── DATASET ENTRIES
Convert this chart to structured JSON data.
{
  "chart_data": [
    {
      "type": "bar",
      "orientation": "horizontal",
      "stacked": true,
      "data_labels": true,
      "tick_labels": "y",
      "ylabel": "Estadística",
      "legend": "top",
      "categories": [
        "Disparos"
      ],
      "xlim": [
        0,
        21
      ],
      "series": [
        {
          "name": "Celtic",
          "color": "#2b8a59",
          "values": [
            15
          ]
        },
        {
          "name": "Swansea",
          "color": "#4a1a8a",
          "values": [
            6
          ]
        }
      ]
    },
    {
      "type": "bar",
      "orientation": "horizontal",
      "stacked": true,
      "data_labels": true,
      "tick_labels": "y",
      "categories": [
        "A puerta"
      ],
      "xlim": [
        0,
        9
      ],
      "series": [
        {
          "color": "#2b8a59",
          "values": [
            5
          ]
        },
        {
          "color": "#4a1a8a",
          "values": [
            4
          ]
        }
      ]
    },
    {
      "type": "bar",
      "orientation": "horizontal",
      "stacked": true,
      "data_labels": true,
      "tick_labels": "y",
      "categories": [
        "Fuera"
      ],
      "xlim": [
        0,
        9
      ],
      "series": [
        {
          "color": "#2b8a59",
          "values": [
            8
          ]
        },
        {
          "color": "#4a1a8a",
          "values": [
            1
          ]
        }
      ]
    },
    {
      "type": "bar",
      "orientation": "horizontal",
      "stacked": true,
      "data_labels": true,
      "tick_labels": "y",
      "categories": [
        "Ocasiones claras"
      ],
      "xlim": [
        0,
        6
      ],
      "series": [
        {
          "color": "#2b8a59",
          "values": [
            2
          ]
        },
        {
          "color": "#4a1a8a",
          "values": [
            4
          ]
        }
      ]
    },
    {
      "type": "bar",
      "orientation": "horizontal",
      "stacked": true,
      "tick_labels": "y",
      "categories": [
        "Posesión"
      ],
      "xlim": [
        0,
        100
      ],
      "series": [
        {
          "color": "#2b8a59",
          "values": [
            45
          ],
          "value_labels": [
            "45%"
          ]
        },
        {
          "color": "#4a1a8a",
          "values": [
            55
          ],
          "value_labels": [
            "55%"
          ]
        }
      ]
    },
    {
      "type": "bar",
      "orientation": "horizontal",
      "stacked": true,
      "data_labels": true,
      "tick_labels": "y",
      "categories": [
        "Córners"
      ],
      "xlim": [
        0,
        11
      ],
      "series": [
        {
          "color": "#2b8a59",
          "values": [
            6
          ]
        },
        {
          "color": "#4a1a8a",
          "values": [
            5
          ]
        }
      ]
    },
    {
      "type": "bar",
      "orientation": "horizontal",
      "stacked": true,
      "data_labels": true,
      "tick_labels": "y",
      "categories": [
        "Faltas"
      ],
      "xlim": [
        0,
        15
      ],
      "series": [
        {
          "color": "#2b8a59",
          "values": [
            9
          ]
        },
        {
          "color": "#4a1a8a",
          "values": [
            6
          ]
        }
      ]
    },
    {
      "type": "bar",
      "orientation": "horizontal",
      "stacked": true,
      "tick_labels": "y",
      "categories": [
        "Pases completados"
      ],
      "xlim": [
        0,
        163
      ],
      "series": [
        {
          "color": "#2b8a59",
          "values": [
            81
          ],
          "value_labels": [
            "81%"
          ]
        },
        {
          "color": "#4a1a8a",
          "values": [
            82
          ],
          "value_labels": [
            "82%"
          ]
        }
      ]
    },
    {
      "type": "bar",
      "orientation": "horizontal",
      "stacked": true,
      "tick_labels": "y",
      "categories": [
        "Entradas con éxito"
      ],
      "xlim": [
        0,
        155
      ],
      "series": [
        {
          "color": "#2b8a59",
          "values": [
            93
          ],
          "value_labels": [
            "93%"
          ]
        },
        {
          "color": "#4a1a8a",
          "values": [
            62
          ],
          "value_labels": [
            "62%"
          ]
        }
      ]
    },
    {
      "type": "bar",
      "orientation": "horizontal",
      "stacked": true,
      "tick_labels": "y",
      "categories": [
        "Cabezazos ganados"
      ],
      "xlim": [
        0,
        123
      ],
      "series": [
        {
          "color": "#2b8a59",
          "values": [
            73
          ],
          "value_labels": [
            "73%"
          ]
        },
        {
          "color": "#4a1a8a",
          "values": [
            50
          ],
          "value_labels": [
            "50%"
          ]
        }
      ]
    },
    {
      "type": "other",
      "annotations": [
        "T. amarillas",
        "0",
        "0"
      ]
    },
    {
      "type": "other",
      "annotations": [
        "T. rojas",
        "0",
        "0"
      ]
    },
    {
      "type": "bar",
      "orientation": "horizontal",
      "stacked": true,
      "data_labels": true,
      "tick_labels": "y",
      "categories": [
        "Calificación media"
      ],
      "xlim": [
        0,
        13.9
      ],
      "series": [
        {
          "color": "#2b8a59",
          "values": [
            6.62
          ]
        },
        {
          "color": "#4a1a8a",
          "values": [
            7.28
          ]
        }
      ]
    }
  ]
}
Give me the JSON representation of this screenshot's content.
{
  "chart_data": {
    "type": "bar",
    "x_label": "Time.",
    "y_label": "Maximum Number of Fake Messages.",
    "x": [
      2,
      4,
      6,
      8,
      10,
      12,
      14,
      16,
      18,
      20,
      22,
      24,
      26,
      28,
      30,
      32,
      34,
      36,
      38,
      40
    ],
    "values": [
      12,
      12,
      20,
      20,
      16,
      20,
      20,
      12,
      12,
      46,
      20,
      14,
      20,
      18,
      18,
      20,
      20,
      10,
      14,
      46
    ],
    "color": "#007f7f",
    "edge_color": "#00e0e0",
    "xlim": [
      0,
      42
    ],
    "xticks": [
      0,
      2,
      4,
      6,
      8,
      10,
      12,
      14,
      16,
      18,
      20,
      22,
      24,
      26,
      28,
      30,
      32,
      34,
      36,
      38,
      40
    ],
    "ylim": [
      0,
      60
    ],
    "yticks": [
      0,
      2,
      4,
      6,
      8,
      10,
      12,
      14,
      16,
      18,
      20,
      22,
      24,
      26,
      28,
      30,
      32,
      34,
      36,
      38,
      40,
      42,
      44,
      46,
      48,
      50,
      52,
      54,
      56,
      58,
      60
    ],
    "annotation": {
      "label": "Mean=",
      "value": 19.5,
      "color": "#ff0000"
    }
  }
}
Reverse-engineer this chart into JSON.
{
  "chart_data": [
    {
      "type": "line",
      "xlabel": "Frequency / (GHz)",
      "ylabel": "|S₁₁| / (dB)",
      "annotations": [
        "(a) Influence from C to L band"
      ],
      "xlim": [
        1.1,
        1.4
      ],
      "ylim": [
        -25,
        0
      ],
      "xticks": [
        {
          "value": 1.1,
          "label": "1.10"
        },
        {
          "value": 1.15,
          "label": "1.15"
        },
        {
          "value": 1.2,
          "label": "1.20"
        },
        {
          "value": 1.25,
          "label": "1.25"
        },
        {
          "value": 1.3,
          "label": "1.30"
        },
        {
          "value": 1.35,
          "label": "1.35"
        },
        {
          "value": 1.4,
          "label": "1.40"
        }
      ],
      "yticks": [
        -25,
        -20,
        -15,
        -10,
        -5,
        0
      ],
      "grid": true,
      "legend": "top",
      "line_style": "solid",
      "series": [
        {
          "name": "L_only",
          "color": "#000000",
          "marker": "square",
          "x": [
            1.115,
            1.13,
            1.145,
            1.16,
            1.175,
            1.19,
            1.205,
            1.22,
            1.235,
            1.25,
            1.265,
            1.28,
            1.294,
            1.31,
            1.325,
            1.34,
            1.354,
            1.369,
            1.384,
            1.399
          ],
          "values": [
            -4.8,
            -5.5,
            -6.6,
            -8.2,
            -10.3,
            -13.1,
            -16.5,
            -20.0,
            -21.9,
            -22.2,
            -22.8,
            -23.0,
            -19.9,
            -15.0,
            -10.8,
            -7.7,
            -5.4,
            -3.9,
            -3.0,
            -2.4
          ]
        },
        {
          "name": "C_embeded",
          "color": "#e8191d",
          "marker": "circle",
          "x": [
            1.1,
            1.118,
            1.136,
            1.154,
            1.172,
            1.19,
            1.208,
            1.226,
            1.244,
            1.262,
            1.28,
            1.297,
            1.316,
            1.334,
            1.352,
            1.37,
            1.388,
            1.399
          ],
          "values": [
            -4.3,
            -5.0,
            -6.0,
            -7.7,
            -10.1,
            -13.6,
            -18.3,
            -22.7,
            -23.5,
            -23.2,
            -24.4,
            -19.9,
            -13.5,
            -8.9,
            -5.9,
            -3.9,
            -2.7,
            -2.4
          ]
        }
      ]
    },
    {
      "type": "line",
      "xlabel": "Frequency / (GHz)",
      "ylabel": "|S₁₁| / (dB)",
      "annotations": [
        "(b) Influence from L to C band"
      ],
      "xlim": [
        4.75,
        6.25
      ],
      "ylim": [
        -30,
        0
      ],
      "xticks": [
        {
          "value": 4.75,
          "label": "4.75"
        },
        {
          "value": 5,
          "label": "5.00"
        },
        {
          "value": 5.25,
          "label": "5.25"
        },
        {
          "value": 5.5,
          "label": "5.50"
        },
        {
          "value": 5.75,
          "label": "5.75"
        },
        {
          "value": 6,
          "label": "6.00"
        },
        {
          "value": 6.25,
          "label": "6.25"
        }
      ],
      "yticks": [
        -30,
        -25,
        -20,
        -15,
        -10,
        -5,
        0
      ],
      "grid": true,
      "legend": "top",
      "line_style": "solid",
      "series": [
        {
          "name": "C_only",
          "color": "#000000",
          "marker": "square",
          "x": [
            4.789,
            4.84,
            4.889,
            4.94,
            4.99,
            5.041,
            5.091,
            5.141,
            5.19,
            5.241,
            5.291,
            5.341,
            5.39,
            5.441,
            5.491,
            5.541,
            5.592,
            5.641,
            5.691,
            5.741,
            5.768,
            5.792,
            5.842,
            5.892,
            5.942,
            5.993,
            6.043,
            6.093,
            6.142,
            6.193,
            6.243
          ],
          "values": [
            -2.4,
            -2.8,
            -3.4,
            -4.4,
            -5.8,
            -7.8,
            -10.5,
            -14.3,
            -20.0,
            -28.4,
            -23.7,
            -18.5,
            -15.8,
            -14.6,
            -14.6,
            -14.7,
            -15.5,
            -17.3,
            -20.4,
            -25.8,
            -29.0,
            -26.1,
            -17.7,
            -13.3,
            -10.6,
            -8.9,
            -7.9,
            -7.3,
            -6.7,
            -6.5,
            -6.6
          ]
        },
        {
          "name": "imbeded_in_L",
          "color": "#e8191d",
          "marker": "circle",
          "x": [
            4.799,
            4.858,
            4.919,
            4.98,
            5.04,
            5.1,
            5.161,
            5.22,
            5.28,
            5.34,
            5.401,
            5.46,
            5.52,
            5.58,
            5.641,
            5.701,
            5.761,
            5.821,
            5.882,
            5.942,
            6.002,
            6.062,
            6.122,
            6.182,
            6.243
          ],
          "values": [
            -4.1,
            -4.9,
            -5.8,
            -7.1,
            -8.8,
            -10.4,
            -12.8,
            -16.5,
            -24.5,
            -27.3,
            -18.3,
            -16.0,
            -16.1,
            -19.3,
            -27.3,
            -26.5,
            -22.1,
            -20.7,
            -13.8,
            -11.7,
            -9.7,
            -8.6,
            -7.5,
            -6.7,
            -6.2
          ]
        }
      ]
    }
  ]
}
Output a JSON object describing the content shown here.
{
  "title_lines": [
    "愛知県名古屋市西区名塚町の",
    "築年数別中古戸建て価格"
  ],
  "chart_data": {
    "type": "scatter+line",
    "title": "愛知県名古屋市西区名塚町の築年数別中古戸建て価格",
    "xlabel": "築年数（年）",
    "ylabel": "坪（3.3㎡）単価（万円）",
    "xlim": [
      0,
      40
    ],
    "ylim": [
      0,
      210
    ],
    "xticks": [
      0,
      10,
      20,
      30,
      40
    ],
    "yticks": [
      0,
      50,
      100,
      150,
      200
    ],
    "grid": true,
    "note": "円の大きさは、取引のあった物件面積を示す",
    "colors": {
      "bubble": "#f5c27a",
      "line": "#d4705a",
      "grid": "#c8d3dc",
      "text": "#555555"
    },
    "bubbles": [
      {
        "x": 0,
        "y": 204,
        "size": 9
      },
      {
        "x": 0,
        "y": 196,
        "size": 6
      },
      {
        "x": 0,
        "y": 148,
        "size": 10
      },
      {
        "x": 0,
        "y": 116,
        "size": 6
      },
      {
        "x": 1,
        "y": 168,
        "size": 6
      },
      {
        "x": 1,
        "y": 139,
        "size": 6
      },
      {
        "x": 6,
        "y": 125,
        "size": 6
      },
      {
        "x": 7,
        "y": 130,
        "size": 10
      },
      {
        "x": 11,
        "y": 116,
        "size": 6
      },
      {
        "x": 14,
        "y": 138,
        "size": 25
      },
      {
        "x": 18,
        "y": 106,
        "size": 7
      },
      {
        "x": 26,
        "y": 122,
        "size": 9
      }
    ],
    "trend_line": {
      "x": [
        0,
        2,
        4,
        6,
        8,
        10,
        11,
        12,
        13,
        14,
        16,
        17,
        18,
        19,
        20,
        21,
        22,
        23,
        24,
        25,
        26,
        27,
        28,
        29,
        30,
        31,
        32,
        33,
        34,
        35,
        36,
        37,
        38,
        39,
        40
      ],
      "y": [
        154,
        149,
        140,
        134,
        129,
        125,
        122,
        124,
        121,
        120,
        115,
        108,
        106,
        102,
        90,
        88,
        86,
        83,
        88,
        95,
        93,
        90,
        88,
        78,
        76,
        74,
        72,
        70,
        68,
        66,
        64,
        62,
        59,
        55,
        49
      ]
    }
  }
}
────
● **SET EXERCISE**
The lines above form a set of records; determine how many of them contain the string "Influence" and give that number alone.

● **OUTPUT OF THE TASK**
2